__What you have to do__. Check every line below for the word "object" and copy each one that has it.

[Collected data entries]
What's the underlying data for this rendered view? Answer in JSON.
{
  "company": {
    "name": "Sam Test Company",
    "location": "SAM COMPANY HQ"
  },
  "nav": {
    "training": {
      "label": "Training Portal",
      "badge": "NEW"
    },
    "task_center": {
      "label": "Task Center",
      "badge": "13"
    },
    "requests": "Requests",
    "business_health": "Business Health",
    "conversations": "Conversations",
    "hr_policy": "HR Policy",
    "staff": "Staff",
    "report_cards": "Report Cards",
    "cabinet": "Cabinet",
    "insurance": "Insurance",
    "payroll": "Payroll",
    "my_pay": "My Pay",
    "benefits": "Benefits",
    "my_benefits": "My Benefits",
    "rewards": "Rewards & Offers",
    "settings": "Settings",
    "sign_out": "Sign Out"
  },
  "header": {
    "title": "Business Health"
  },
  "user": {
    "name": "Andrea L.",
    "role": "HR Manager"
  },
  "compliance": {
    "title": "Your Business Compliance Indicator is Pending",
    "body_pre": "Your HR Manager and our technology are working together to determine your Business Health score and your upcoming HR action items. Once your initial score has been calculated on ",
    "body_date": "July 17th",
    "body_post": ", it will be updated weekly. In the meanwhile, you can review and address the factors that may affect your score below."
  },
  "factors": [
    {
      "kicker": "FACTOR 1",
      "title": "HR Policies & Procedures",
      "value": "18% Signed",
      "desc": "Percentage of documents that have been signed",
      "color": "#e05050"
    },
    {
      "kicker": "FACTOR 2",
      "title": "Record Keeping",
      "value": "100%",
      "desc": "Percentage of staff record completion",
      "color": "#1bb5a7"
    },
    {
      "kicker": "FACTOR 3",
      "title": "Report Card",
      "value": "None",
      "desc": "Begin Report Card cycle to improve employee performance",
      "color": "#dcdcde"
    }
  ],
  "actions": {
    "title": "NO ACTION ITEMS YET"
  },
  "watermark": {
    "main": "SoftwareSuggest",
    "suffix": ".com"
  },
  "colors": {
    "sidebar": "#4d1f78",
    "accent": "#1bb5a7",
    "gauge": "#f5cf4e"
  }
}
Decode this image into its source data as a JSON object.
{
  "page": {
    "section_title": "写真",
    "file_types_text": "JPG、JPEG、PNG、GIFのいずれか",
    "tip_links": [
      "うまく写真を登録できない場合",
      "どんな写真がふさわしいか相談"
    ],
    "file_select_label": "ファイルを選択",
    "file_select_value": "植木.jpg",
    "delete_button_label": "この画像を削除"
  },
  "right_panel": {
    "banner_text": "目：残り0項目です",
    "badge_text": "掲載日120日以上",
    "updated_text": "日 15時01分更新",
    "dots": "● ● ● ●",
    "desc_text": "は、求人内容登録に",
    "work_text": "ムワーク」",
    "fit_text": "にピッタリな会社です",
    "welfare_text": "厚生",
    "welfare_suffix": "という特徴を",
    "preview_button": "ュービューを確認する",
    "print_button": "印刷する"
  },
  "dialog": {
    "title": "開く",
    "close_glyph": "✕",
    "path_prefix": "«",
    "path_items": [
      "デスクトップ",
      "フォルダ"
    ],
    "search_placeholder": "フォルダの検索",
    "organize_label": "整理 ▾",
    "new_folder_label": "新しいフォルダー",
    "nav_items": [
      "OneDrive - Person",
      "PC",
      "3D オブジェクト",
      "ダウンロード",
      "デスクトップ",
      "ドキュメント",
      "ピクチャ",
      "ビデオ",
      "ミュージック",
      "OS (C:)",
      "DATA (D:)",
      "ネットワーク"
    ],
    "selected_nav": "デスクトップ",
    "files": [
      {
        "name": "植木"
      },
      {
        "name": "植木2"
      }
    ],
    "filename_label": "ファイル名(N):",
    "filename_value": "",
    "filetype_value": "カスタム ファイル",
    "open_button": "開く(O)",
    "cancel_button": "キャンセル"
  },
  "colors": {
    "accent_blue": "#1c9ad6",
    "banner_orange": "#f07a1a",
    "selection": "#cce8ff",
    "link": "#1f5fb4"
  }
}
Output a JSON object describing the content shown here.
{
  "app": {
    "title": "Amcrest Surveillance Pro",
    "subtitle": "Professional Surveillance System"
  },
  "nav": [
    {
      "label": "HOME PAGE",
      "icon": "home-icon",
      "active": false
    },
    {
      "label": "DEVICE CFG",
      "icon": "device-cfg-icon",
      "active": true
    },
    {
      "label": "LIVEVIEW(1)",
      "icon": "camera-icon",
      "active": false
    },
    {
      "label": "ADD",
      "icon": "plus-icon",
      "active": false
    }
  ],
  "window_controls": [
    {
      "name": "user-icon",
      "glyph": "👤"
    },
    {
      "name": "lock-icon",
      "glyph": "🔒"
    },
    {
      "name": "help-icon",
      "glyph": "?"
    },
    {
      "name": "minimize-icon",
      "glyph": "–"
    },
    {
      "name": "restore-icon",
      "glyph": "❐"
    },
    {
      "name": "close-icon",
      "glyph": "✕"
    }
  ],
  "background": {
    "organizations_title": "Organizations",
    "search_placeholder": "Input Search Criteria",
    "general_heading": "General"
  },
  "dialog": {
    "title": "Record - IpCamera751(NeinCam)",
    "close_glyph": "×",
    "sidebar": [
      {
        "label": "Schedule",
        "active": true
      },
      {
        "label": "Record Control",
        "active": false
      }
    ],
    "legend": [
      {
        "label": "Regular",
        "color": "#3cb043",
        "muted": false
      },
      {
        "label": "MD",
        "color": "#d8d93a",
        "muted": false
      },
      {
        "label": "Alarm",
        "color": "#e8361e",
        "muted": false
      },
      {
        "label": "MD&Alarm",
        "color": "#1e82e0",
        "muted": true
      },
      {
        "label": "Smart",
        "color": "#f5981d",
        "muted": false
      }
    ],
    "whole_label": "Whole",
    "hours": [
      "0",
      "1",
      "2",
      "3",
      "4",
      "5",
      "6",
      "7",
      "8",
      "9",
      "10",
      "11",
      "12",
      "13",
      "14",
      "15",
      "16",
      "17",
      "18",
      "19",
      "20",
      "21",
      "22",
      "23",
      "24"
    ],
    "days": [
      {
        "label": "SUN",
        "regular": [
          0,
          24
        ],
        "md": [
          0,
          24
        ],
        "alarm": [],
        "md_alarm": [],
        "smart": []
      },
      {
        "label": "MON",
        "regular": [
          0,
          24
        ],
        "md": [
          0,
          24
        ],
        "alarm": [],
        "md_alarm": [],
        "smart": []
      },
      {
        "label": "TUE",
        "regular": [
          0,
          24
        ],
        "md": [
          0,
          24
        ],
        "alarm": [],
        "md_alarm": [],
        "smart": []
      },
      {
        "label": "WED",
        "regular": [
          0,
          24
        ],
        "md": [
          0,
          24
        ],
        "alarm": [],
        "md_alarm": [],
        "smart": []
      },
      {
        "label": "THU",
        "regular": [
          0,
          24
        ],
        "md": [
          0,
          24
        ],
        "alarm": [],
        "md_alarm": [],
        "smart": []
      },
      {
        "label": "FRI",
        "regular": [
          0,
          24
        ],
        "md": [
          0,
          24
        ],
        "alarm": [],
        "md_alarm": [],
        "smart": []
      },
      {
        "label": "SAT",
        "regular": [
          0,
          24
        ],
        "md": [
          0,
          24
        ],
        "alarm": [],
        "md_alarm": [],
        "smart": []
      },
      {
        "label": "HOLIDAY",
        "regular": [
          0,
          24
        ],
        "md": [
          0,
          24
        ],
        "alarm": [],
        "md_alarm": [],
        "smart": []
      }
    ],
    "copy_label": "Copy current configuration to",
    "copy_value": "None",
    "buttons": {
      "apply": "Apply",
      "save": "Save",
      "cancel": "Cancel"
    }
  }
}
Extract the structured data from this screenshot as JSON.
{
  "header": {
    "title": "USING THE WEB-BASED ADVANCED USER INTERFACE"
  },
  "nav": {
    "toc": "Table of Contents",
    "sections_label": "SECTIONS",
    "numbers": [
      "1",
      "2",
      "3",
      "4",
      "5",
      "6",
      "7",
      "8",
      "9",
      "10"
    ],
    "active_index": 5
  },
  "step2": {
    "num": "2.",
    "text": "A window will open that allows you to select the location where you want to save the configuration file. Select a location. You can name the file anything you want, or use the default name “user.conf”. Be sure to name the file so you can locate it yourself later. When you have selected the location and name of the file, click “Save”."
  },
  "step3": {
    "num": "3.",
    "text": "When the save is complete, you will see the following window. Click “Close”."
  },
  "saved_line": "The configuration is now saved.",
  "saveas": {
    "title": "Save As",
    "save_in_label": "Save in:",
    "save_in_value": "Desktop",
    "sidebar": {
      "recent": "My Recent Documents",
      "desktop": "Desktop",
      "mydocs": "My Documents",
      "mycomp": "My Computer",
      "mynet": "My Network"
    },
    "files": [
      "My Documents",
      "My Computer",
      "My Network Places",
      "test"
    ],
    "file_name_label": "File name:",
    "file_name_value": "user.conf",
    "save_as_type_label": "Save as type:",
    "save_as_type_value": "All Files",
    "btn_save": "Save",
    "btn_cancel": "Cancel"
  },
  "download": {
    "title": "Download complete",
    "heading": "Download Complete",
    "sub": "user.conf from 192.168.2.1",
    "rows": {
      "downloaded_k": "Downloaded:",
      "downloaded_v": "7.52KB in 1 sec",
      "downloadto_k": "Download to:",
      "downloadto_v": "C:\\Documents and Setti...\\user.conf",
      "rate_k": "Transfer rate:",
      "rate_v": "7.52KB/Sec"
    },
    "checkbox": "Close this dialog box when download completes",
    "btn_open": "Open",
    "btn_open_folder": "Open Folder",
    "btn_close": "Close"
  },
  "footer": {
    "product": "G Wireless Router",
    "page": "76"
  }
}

__In response__.
Decode this image into its source data as a JSON object.
Output a JSON object describing the content shown here.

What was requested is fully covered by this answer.